The Legal Services Consumer Panel (LSCP) has called for immediate action to overhaul a regulatory framework that is “fragmented, inconsistent and increasingly disconnected from the realities of a modern, technology-enabled legal market” and install a single independent regulator.
In a damning position paper published today, the independent arm of the Legal Services Board warns the regulatory framework for legal services in England and Wales is “structurally incapable of delivering the statutory objectives set out in the Legal Services Act 2007”.
The LSCP calls on both the Legal Services Board (LSB) and Ministry of Justice (MoJ) to take immediate action to unify regulation.
The LSB should use its powers in Sections 32 to 34 of the Legal Services Act 2007 to modify the regulatory arrangements across all eight regulators to align first tier complaints handling and disciplinary processes, the panel says, with a clear plan and timetable for moving towards a single, coherent scheme.
The MoJ should lead a wider review of the regulatory framework, the LSCP adds, with a new framework in place by 2029. The wider review should conclude with a single, independent regulator replacing the current eight bodies, with a regulatory perimeter drawn around risk rather than historical professional titles, a universal compensation scheme, and a technology ready mandate to govern AI in legal services.
“The current regulatory framework is no longer fit for purpose,” the position paper warns. “It cannot protect consumers consistently, cannot govern modern risks, and cannot meaningfully improve access to justice.”
The “unambiguous” evidence assessed by the LSCP in response to the MoJ’s public review of the LSB made it clear the current framework makes it “structurally impossible” to meet its eight regulatory objectives set out in the Legal Services Act 2007.
“The collapses of Axiom Ince (£60 million in missing client funds, 2023) and SSB Law (£200 million in consumer debts, 2024) exposed systemic failures by a single frontline regulator. The Mazur litigation, which began in the High Court in 2025 and required Court of Appeal intervention in 2026 to restore workable practice revealed something more fundamental: that the boundaries of the Legal Services Act 2007 are so poorly understood that the entire profession operated for years in uncertainty.
“When a reserved legal activity requires two rounds of litigation to define, the framework has failed. The fact that the courts had to resolve what Parliament and regulators had left ambiguous is itself the indictment.”
Complaints handling is “similarly fractured”, the LSCP notes, with an “artificial separation” between service complaints, handled by the Legal Ombudsman, and conduct complaints, dealt with by regulators, “a bureaucratic fiction that services institutions, not customers”.
“SSB Law collapsed in part because over 100 complaints were miscategorised and scattered across this divided landscape, allowing warning signs to go unheeded for five years,” the panel pointed out.

## Layout region records
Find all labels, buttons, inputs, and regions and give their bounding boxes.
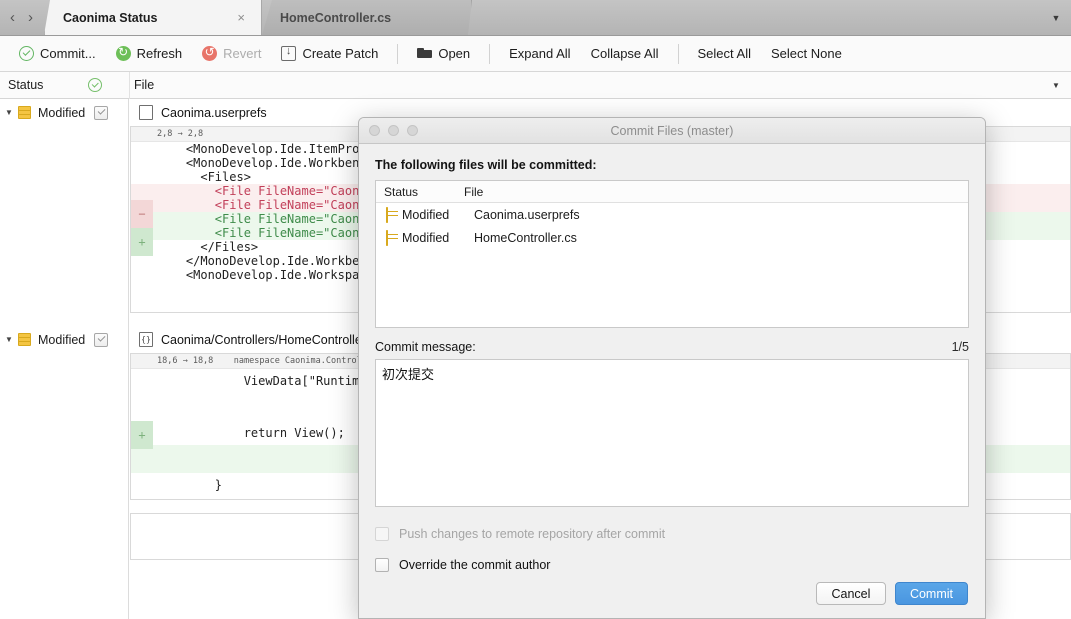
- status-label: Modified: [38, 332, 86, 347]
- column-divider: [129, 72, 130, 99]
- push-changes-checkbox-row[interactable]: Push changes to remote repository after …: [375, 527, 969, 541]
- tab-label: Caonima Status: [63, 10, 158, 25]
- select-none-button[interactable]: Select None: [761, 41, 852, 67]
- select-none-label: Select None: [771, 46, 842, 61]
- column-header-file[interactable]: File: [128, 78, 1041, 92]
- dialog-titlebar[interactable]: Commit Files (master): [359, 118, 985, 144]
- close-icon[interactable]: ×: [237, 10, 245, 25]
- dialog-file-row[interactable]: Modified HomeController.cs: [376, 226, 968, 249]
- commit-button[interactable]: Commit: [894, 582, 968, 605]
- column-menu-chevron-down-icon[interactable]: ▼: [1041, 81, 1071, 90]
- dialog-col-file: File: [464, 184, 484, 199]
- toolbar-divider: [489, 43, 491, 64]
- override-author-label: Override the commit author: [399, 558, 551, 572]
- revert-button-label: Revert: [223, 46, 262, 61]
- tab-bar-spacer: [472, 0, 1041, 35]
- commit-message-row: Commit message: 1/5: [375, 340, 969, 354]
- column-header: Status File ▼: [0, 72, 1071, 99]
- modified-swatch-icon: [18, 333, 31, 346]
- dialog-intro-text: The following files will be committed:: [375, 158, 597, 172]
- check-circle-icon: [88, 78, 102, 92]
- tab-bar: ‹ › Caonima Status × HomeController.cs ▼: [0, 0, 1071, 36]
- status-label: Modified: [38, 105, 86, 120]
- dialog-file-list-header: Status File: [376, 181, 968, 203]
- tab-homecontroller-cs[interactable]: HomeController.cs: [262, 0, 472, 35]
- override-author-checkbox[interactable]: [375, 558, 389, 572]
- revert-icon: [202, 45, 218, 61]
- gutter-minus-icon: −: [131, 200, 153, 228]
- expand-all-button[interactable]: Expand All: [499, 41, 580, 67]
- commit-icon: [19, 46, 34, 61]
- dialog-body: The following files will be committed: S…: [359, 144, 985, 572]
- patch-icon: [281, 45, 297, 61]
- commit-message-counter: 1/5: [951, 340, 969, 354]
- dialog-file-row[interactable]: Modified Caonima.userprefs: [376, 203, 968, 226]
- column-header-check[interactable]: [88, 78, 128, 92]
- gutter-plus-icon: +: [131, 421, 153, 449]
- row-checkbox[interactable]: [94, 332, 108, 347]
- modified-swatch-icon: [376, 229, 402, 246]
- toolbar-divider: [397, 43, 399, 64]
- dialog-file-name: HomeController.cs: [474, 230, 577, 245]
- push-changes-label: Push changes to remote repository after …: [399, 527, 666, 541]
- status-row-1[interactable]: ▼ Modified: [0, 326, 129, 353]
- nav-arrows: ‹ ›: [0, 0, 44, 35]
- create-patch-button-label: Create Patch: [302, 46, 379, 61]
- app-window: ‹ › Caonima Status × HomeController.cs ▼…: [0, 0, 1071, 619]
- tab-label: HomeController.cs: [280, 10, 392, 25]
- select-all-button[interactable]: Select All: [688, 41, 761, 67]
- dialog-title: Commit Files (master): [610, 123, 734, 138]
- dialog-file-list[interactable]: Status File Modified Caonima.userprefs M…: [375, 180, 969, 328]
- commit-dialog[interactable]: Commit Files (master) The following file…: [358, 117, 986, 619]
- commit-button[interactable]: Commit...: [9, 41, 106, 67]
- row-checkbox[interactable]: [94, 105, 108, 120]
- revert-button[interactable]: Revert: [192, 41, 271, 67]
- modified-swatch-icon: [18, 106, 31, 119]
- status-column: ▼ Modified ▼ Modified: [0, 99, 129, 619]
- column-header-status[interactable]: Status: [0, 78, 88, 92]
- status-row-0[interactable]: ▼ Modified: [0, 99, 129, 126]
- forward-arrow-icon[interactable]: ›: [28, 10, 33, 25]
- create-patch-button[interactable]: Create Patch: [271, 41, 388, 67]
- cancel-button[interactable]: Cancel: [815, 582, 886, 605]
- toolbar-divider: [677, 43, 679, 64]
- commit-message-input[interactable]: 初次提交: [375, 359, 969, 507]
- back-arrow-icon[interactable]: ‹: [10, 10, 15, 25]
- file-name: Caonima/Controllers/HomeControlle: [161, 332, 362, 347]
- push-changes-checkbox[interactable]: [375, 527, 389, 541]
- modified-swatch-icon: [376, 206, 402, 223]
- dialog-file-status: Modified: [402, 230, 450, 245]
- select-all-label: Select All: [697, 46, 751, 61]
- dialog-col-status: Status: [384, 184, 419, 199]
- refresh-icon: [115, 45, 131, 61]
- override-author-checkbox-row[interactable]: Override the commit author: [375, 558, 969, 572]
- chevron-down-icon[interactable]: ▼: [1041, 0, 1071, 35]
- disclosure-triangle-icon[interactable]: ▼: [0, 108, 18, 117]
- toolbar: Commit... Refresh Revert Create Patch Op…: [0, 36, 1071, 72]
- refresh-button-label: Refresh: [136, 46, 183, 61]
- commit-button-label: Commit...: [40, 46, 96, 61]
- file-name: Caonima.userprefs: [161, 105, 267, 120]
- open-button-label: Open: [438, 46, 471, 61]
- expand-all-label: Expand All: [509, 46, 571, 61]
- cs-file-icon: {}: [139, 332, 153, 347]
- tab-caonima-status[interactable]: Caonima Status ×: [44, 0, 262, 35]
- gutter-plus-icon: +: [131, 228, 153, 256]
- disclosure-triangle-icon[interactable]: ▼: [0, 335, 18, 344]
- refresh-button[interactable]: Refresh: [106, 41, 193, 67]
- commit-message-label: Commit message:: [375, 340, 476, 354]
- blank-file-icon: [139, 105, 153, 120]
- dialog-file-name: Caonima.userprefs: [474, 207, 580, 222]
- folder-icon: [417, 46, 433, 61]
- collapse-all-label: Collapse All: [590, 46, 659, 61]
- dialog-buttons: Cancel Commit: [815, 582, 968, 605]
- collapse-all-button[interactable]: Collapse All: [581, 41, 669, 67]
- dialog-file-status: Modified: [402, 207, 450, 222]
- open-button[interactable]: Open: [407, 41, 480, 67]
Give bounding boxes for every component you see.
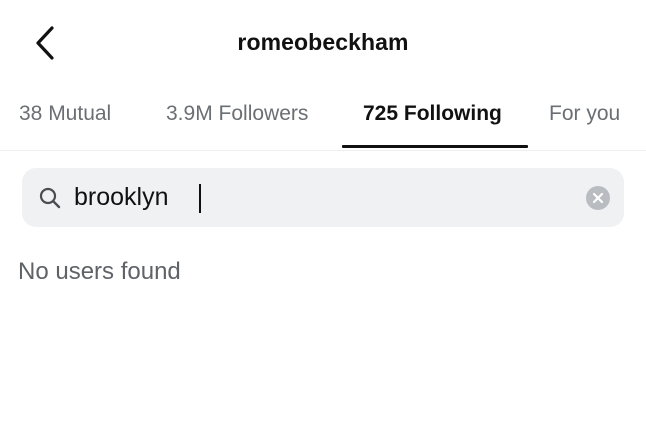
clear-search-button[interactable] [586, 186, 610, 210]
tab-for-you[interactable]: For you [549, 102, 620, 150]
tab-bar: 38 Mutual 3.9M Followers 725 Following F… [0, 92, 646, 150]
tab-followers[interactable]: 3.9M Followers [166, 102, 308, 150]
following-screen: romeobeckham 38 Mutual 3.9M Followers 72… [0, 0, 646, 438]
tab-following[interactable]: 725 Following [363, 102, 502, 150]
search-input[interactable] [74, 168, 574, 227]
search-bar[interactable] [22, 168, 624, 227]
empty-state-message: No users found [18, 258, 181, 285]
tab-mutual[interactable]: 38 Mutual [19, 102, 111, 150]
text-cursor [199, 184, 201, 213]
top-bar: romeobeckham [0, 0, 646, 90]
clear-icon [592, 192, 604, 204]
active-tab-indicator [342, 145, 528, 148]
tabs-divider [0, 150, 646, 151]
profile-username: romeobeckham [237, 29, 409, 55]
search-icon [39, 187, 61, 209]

## Short problem A
According to the LSCP article, by what year should a new regulatory framework be in place?
## Short problem B
Translate this sentence from the LSCP article into Spanish: "The LSCP calls on both the Legal Services Board (LSB) and Ministry of Justice (MoJ) to take immediate action to unify regulation."
## Short problem C
Please reproduce the stretch of the LSCP article from "The LSCP calls" through "single, coherent scheme.".

## Task answer A
2029

## Task answer B
El LSCP insta tanto a la Junta de Servicios Jurídicos (LSB) como al Ministerio de Justicia (MoJ) a tomar medidas inmediatas para unificar la regulación.

## Task answer C
The LSCP calls on both the Legal Services Board (LSB) and Ministry of Justice (MoJ) to take immediate action to unify regulation.
The LSB should use its powers in Sections 32 to 34 of the Legal Services Act 2007 to modify the regulatory arrangements across all eight regulators to align first tier complaints handling and disciplinary processes, the panel says, with a clear plan and timetable for moving towards a single, coherent scheme.